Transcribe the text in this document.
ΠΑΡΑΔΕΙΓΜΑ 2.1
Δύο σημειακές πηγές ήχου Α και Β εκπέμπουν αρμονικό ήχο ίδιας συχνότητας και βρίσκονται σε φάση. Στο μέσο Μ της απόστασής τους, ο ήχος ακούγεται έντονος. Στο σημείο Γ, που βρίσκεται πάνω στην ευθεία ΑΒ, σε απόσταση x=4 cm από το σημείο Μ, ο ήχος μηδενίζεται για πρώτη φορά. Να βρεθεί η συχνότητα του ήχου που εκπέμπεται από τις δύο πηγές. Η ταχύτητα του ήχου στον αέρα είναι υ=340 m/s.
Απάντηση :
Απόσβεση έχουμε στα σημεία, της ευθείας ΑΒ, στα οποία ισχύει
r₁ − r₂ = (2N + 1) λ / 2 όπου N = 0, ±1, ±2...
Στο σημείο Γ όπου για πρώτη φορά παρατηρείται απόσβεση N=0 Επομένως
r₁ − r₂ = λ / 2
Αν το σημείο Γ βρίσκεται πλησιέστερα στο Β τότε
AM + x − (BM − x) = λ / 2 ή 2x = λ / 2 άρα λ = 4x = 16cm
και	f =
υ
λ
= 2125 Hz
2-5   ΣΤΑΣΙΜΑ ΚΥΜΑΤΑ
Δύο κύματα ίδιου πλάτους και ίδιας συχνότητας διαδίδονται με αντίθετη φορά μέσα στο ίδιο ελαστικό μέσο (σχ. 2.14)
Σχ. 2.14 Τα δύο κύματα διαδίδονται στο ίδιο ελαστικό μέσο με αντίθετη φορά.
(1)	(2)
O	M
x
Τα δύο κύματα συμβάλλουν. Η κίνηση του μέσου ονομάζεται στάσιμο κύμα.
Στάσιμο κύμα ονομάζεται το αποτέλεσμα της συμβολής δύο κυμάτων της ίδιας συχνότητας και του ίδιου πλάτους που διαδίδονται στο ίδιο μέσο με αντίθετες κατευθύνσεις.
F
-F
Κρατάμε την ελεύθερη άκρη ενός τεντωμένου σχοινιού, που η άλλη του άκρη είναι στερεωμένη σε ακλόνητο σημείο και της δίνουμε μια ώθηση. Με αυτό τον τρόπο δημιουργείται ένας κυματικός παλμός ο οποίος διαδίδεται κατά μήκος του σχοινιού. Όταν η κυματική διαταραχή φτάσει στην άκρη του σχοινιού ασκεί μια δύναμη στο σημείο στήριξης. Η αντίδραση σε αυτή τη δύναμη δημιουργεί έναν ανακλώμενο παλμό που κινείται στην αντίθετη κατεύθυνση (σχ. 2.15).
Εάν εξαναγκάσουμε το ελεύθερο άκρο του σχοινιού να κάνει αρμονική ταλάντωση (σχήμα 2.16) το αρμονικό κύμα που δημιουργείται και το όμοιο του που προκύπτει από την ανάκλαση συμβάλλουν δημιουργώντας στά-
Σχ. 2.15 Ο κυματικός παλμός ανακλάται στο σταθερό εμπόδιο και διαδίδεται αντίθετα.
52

## Exercise objective
Copy every line above that includes the string "σχοινιού".

## Output of the exercise
Κρατάμε την ελεύθερη άκρη ενός τεντωμένου σχοινιού, που η άλλη του άκρη είναι στερεωμένη σε ακλόνητο σημείο και της δίνουμε μια ώθηση. Με αυτό τον τρόπο δημιουργείται ένας κυματικός παλμός ο οποίος διαδίδεται κατά μήκος του σχοινιού. Όταν η κυματική διαταραχή φτάσει στην άκρη του σχοινιού ασκεί μια δύναμη στο σημείο στήριξης. Η αντίδραση σε αυτή τη δύναμη δημιουργεί έναν ανακλώμενο παλμό που κινείται στην αντίθετη κατεύθυνση (σχ. 2.15).
Εάν εξαναγκάσουμε το ελεύθερο άκρο του σχοινιού να κάνει αρμονική ταλάντωση (σχήμα 2.16) το αρμονικό κύμα που δημιουργείται και το όμοιο του που προκύπτει από την ανάκλαση συμβάλλουν δημιουργώντας στά-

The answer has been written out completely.